**SET EXERCISE**
Report how many lines of the entries below contain the word "gmail", and nothing more.

**EXTRACTED RECORDS**
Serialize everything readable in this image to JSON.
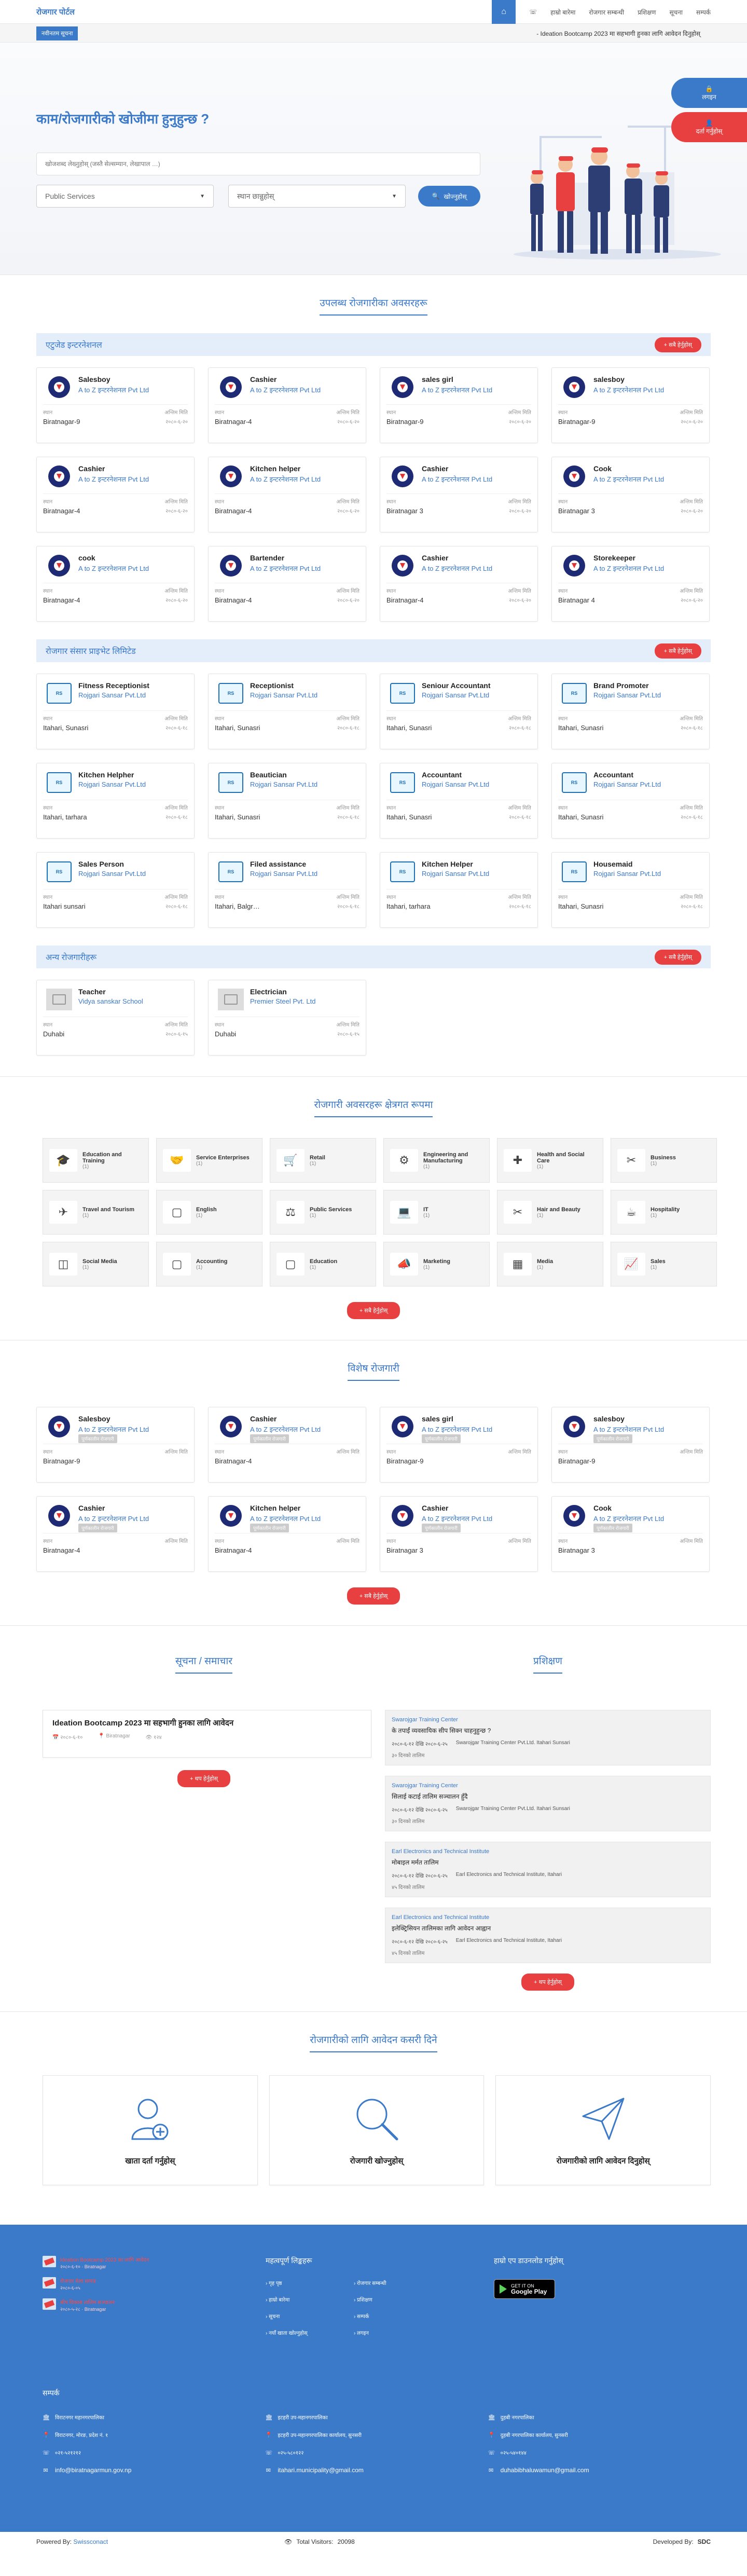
{
  "brand": "रोजगार पोर्टल",
  "nav": {
    "items": [
      "हाम्रो बारेमा",
      "रोजगार सम्बन्धी",
      "प्रशिक्षण",
      "सूचना",
      "सम्पर्क"
    ]
  },
  "ticker": {
    "tag": "नवीनतम सूचना",
    "text": "- Ideation Bootcamp 2023 मा सहभागी हुनका लागि आवेदन दिनुहोस्"
  },
  "floating": {
    "login": "लगइन",
    "register": "दर्ता गर्नुहोस्"
  },
  "hero": {
    "title": "काम/रोजगारीको खोजीमा हुनुहुन्छ ?",
    "search_placeholder": "खोजशब्द लेख्नुहोस् (जस्तै सेल्सम्यान, लेखापाल …)",
    "category": "Public Services",
    "location_placeholder": "स्थान छान्नुहोस्",
    "search_button": "खोज्नुहोस्"
  },
  "sections": {
    "vacancies_title": "उपलब्ध रोजगारीका अवसरहरू",
    "categories_title": "रोजगारी अवसरहरू क्षेत्रगत रूपमा",
    "featured_title": "विशेष रोजगारी",
    "news_title": "सूचना / समाचार",
    "training_title": "प्रशिक्षण",
    "steps_title": "रोजगारीको लागि आवेदन कसरी दिने"
  },
  "buttons": {
    "view_all": "+ सबै हेर्नुहोस्",
    "view_more": "+ थप हेर्नुहोस्"
  },
  "groups": [
    {
      "name": "एटुजेड इन्टरनेशनल",
      "logo": "atoz",
      "jobs": [
        {
          "title": "Salesboy",
          "org": "A to Z इन्टरनेशनल Pvt Ltd",
          "loc": "Biratnagar-9",
          "date": "२०८०-६-२०"
        },
        {
          "title": "Cashier",
          "org": "A to Z इन्टरनेशनल Pvt Ltd",
          "loc": "Biratnagar-4",
          "date": "२०८०-६-२०"
        },
        {
          "title": "sales girl",
          "org": "A to Z इन्टरनेशनल Pvt Ltd",
          "loc": "Biratnagar-9",
          "date": "२०८०-६-२०"
        },
        {
          "title": "salesboy",
          "org": "A to Z इन्टरनेशनल Pvt Ltd",
          "loc": "Biratnagar-9",
          "date": "२०८०-६-२०"
        },
        {
          "title": "Cashier",
          "org": "A to Z इन्टरनेशनल Pvt Ltd",
          "loc": "Biratnagar-4",
          "date": "२०८०-६-२०"
        },
        {
          "title": "Kitchen helper",
          "org": "A to Z इन्टरनेशनल Pvt Ltd",
          "loc": "Biratnagar-4",
          "date": "२०८०-६-२०"
        },
        {
          "title": "Cashier",
          "org": "A to Z इन्टरनेशनल Pvt Ltd",
          "loc": "Biratnagar 3",
          "date": "२०८०-६-२०"
        },
        {
          "title": "Cook",
          "org": "A to Z इन्टरनेशनल Pvt Ltd",
          "loc": "Biratnagar 3",
          "date": "२०८०-६-२०"
        },
        {
          "title": "cook",
          "org": "A to Z इन्टरनेशनल Pvt Ltd",
          "loc": "Biratnagar-4",
          "date": "२०८०-६-२०"
        },
        {
          "title": "Bartender",
          "org": "A to Z इन्टरनेशनल Pvt Ltd",
          "loc": "Biratnagar-4",
          "date": "२०८०-६-२०"
        },
        {
          "title": "Cashier",
          "org": "A to Z इन्टरनेशनल Pvt Ltd",
          "loc": "Biratnagar-4",
          "date": "२०८०-६-२०"
        },
        {
          "title": "Storekeeper",
          "org": "A to Z इन्टरनेशनल Pvt Ltd",
          "loc": "Biratnagar 4",
          "date": "२०८०-६-२०"
        }
      ]
    },
    {
      "name": "रोजगार संसार प्राइभेट लिमिटेड",
      "logo": "rs",
      "jobs": [
        {
          "title": "Fitness Receptionist",
          "org": "Rojgari Sansar Pvt.Ltd",
          "loc": "Itahari, Sunasri",
          "date": "२०८०-६-१८"
        },
        {
          "title": "Receptionist",
          "org": "Rojgari Sansar Pvt.Ltd",
          "loc": "Itahari, Sunasri",
          "date": "२०८०-६-१८"
        },
        {
          "title": "Seniour Accountant",
          "org": "Rojgari Sansar Pvt.Ltd",
          "loc": "Itahari, Sunasri",
          "date": "२०८०-६-१८"
        },
        {
          "title": "Brand Promoter",
          "org": "Rojgari Sansar Pvt.Ltd",
          "loc": "Itahari, Sunasri",
          "date": "२०८०-६-१८"
        },
        {
          "title": "Kitchen Helpher",
          "org": "Rojgari Sansar Pvt.Ltd",
          "loc": "Itahari, tarhara",
          "date": "२०८०-६-१८"
        },
        {
          "title": "Beautician",
          "org": "Rojgari Sansar Pvt.Ltd",
          "loc": "Itahari, Sunasri",
          "date": "२०८०-६-१८"
        },
        {
          "title": "Accountant",
          "org": "Rojgari Sansar Pvt.Ltd",
          "loc": "Itahari, Sunasri",
          "date": "२०८०-६-१८"
        },
        {
          "title": "Accountant",
          "org": "Rojgari Sansar Pvt.Ltd",
          "loc": "Itahari, Sunasri",
          "date": "२०८०-६-१८"
        },
        {
          "title": "Sales Person",
          "org": "Rojgari Sansar Pvt.Ltd",
          "loc": "Itahari sunsari",
          "date": "२०८०-६-१८"
        },
        {
          "title": "Filed assistance",
          "org": "Rojgari Sansar Pvt.Ltd",
          "loc": "Itahari, Balgr…",
          "date": "२०८०-६-१८"
        },
        {
          "title": "Kitchen Helper",
          "org": "Rojgari Sansar Pvt.Ltd",
          "loc": "Itahari, tarhara",
          "date": "२०८०-६-१८"
        },
        {
          "title": "Housemaid",
          "org": "Rojgari Sansar Pvt.Ltd",
          "loc": "Itahari, Sunasri",
          "date": "२०८०-६-१८"
        }
      ]
    },
    {
      "name": "अन्य रोजगारीहरू",
      "logo": "ph",
      "jobs": [
        {
          "title": "Teacher",
          "org": "Vidya sanskar School",
          "loc": "Duhabi",
          "date": "२०८०-६-१५"
        },
        {
          "title": "Electrician",
          "org": "Premier Steel Pvt. Ltd",
          "loc": "Duhabi",
          "date": "२०८०-६-१५"
        }
      ]
    }
  ],
  "card_labels": {
    "location": "स्थान",
    "deadline": "अन्तिम मिति"
  },
  "categories": [
    {
      "label": "Education and Training",
      "count": "(1)",
      "icon": "🎓"
    },
    {
      "label": "Service Enterprises",
      "count": "(1)",
      "icon": "🤝"
    },
    {
      "label": "Retail",
      "count": "(1)",
      "icon": "🛒"
    },
    {
      "label": "Engineering and Manufacturing",
      "count": "(1)",
      "icon": "⚙"
    },
    {
      "label": "Health and Social Care",
      "count": "(1)",
      "icon": "✚"
    },
    {
      "label": "Business",
      "count": "(1)",
      "icon": "✂"
    },
    {
      "label": "Travel and Tourism",
      "count": "(1)",
      "icon": "✈"
    },
    {
      "label": "English",
      "count": "(1)",
      "icon": "▢"
    },
    {
      "label": "Public Services",
      "count": "(1)",
      "icon": "⚖"
    },
    {
      "label": "IT",
      "count": "(1)",
      "icon": "💻"
    },
    {
      "label": "Hair and Beauty",
      "count": "(1)",
      "icon": "✂"
    },
    {
      "label": "Hospitality",
      "count": "(1)",
      "icon": "☕"
    },
    {
      "label": "Social Media",
      "count": "(1)",
      "icon": "◫"
    },
    {
      "label": "Accounting",
      "count": "(1)",
      "icon": "▢"
    },
    {
      "label": "Education",
      "count": "(1)",
      "icon": "▢"
    },
    {
      "label": "Marketing",
      "count": "(1)",
      "icon": "📣"
    },
    {
      "label": "Media",
      "count": "(1)",
      "icon": "▦"
    },
    {
      "label": "Sales",
      "count": "(1)",
      "icon": "📈"
    }
  ],
  "featured": [
    {
      "title": "Salesboy",
      "org": "A to Z इन्टरनेशनल Pvt Ltd",
      "loc": "Biratnagar-9"
    },
    {
      "title": "Cashier",
      "org": "A to Z इन्टरनेशनल Pvt Ltd",
      "loc": "Biratnagar-4"
    },
    {
      "title": "sales girl",
      "org": "A to Z इन्टरनेशनल Pvt Ltd",
      "loc": "Biratnagar-9"
    },
    {
      "title": "salesboy",
      "org": "A to Z इन्टरनेशनल Pvt Ltd",
      "loc": "Biratnagar-9"
    },
    {
      "title": "Cashier",
      "org": "A to Z इन्टरनेशनल Pvt Ltd",
      "loc": "Biratnagar-4"
    },
    {
      "title": "Kitchen helper",
      "org": "A to Z इन्टरनेशनल Pvt Ltd",
      "loc": "Biratnagar-4"
    },
    {
      "title": "Cashier",
      "org": "A to Z इन्टरनेशनल Pvt Ltd",
      "loc": "Biratnagar 3"
    },
    {
      "title": "Cook",
      "org": "A to Z इन्टरनेशनल Pvt Ltd",
      "loc": "Biratnagar 3"
    }
  ],
  "featured_badge": "पूर्णकालीन रोजगारी",
  "news": {
    "title": "Ideation Bootcamp 2023 मा सहभागी हुनका लागि आवेदन",
    "date": "२०८०-६-१०",
    "loc": "Biratnagar",
    "views": "१२४"
  },
  "trainings": [
    {
      "inst": "Swarojgar Training Center",
      "q": "के तपाईं व्यवसायिक सीप सिक्न चाहनुहुन्छ ?",
      "date": "२०८०-६-१२ देखि २०८०-६-२५",
      "place": "Swarojgar Training Center Pvt.Ltd. Itahari Sunsari",
      "extra": "३० दिनको तालिम"
    },
    {
      "inst": "Swarojgar Training Center",
      "q": "सिलाई कटाई तालिम सञ्चालन हुँदै",
      "date": "२०८०-६-१२ देखि २०८०-६-२५",
      "place": "Swarojgar Training Center Pvt.Ltd. Itahari Sunsari",
      "extra": "३० दिनको तालिम"
    },
    {
      "inst": "Earl Electronics and Technical Institute",
      "q": "मोबाइल मर्मत तालिम",
      "date": "२०८०-६-१२ देखि २०८०-६-२५",
      "place": "Earl Electronics and Technical Institute, Itahari",
      "extra": "४५ दिनको तालिम"
    },
    {
      "inst": "Earl Electronics and Technical Institute",
      "q": "इलेक्ट्रिसियन तालिमका लागि आवेदन आह्वान",
      "date": "२०८०-६-१२ देखि २०८०-६-२५",
      "place": "Earl Electronics and Technical Institute, Itahari",
      "extra": "४५ दिनको तालिम"
    }
  ],
  "steps": [
    {
      "label": "खाता दर्ता गर्नुहोस्",
      "icon": "user-plus-icon"
    },
    {
      "label": "रोजगारी खोज्नुहोस्",
      "icon": "search-icon"
    },
    {
      "label": "रोजगारीको लागि आवेदन दिनुहोस्",
      "icon": "send-icon"
    }
  ],
  "footer": {
    "news": [
      {
        "t": "Ideation Bootcamp 2023 का लागि आवेदन",
        "s": "२०८०-६-१० · Biratnagar"
      },
      {
        "t": "रोजगार मेला सम्पन्न",
        "s": "२०८०-६-०५"
      },
      {
        "t": "सीप विकास तालिम सञ्चालन",
        "s": "२०८०-५-२८ · Biratnagar"
      }
    ],
    "links_title": "महत्वपूर्ण लिङ्कहरू",
    "links": [
      "गृह पृष्ठ",
      "रोजगार सम्बन्धी",
      "हाम्रो बारेमा",
      "प्रशिक्षण",
      "सूचना",
      "सम्पर्क",
      "नयाँ खाता खोल्नुहोस्",
      "लगइन"
    ],
    "app_title": "हाम्रो एप डाउनलोड गर्नुहोस्",
    "gplay_small": "GET IT ON",
    "gplay_big": "Google Play",
    "contact_title": "सम्पर्क",
    "contacts": [
      [
        "विराटनगर महानगरपालिका",
        "विराटनगर, मोरङ, प्रदेश नं. १",
        "०२१-५२१२१२",
        "info@biratnagarmun.gov.np"
      ],
      [
        "इटहरी उप-महानगरपालिका",
        "इटहरी उप-महानगरपालिका कार्यालय, सुनसरी",
        "०२५-५८०१२२",
        "itahari.municipality@gmail.com"
      ],
      [
        "दुहबी नगरपालिका",
        "दुहबी नगरपालिका कार्यालय, सुनसरी",
        "०२५-५४०१४४",
        "duhabibhaluwamun@gmail.com"
      ]
    ]
  },
  "bottom": {
    "powered": "Powered By:",
    "powered_link": "Swissconact",
    "visitors_label": "Total Visitors:",
    "visitors": "20098",
    "developed": "Developed By:",
    "dev_logo": "SDC"
  },
  "colors": {
    "primary": "#3b79c9",
    "danger": "#e84040"
  }
}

**EXERCISE SOLUTION**
2